> **Material shown**
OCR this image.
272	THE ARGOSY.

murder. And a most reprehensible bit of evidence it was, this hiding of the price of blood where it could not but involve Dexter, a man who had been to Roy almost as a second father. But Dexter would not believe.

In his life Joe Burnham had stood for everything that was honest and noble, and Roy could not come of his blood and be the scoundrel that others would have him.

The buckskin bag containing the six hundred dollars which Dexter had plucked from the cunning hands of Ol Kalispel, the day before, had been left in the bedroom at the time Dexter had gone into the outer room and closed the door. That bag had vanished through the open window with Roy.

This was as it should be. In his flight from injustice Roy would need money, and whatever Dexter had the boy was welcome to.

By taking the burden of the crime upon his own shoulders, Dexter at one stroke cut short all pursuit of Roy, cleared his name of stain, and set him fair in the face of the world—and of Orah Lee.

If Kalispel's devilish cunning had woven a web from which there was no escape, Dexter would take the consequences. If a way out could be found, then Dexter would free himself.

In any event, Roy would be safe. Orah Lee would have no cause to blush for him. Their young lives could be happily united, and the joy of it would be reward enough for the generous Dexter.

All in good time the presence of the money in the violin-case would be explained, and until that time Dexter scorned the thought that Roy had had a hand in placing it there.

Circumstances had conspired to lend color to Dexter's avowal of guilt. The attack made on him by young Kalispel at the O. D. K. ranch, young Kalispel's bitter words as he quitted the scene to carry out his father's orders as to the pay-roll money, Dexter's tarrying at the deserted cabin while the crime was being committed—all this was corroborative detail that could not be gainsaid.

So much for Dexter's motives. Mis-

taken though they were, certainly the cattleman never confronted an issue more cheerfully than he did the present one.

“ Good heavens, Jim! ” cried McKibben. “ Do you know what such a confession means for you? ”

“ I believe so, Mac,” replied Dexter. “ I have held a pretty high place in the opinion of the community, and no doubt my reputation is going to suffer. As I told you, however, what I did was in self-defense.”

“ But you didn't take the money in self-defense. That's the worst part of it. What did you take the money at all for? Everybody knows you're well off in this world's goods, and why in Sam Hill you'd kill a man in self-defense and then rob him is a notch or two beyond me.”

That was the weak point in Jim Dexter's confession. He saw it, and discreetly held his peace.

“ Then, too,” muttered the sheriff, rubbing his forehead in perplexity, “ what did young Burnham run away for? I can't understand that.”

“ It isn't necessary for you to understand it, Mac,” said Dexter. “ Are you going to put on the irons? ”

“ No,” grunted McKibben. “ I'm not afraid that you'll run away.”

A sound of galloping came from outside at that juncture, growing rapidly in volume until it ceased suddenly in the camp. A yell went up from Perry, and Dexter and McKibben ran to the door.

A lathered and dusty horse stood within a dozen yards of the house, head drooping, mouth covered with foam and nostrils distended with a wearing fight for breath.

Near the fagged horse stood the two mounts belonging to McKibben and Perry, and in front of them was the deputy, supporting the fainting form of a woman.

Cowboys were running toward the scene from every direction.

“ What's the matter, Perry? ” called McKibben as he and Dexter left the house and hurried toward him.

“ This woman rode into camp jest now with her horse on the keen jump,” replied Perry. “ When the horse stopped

> **What you are asked to do**
Read through the data and copy every line where "away" shows up.

> **Problem solution**
“ Then, too,” muttered the sheriff, rubbing his forehead in perplexity, “ what did young Burnham run away for? I can't understand that.”
“ No,” grunted McKibben. “ I'm not afraid that you'll run away.”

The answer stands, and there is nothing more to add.